**WRITTEN EXERCISE**
Transcribe each record below word for word.

Entries taken from a collection
----------------

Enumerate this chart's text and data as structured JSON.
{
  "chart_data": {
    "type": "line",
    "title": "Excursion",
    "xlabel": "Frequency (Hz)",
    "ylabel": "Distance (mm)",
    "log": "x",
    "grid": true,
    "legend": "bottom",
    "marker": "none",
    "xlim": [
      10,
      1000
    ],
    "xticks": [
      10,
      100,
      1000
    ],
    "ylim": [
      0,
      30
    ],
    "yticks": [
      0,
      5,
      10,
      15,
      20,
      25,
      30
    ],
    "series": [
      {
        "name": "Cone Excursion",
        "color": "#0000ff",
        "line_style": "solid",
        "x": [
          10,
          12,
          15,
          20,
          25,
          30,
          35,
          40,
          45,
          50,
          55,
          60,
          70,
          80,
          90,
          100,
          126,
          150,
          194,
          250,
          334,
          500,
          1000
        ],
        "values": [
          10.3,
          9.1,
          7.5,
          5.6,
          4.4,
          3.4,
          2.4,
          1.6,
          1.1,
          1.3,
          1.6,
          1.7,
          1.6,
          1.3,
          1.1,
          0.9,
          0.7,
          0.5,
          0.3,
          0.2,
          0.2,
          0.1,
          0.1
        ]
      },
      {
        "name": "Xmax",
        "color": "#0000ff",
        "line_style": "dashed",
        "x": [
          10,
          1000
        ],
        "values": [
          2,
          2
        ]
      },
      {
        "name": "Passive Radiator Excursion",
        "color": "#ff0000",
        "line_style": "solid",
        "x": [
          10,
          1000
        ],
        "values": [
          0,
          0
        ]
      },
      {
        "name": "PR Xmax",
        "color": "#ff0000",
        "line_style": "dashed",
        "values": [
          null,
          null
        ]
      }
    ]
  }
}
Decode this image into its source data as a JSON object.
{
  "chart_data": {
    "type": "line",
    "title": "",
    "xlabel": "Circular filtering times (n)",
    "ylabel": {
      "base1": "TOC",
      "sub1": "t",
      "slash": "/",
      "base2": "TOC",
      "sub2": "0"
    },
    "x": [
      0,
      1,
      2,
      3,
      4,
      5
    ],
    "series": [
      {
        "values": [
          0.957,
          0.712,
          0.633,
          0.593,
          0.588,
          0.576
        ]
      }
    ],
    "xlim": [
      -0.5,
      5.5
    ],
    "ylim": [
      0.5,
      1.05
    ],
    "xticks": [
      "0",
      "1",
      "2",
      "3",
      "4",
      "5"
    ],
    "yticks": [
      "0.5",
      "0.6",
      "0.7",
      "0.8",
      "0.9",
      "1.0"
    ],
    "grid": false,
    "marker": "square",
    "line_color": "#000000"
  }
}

----------------

**WRITTEN RESPONSE**
Enumerate this chart's text and data as structured JSON.
{
  "chart_data": {
    "type": "line",
    "title": "Excursion",
    "xlabel": "Frequency (Hz)",
    "ylabel": "Distance (mm)",
    "log": "x",
    "grid": true,
    "legend": "bottom",
    "marker": "none",
    "xlim": [
      10,
      1000
    ],
    "xticks": [
      10,
      100,
      1000
    ],
    "ylim": [
      0,
      30
    ],
    "yticks": [
      0,
      5,
      10,
      15,
      20,
      25,
      30
    ],
    "series": [
      {
        "name": "Cone Excursion",
        "color": "#0000ff",
        "line_style": "solid",
        "x": [
          10,
          12,
          15,
          20,
          25,
          30,
          35,
          40,
          45,
          50,
          55,
          60,
          70,
          80,
          90,
          100,
          126,
          150,
          194,
          250,
          334,
          500,
          1000
        ],
        "values": [
          10.3,
          9.1,
          7.5,
          5.6,
          4.4,
          3.4,
          2.4,
          1.6,
          1.1,
          1.3,
          1.6,
          1.7,
          1.6,
          1.3,
          1.1,
          0.9,
          0.7,
          0.5,
          0.3,
          0.2,
          0.2,
          0.1,
          0.1
        ]
      },
      {
        "name": "Xmax",
        "color": "#0000ff",
        "line_style": "dashed",
        "x": [
          10,
          1000
        ],
        "values": [
          2,
          2
        ]
      },
      {
        "name": "Passive Radiator Excursion",
        "color": "#ff0000",
        "line_style": "solid",
        "x": [
          10,
          1000
        ],
        "values": [
          0,
          0
        ]
      },
      {
        "name": "PR Xmax",
        "color": "#ff0000",
        "line_style": "dashed",
        "values": [
          null,
          null
        ]
      }
    ]
  }
}
Decode this image into its source data as a JSON object.
{
  "chart_data": {
    "type": "line",
    "title": "",
    "xlabel": "Circular filtering times (n)",
    "ylabel": {
      "base1": "TOC",
      "sub1": "t",
      "slash": "/",
      "base2": "TOC",
      "sub2": "0"
    },
    "x": [
      0,
      1,
      2,
      3,
      4,
      5
    ],
    "series": [
      {
        "values": [
          0.957,
          0.712,
          0.633,
          0.593,
          0.588,
          0.576
        ]
      }
    ],
    "xlim": [
      -0.5,
      5.5
    ],
    "ylim": [
      0.5,
      1.05
    ],
    "xticks": [
      "0",
      "1",
      "2",
      "3",
      "4",
      "5"
    ],
    "yticks": [
      "0.5",
      "0.6",
      "0.7",
      "0.8",
      "0.9",
      "1.0"
    ],
    "grid": false,
    "marker": "square",
    "line_color": "#000000"
  }
}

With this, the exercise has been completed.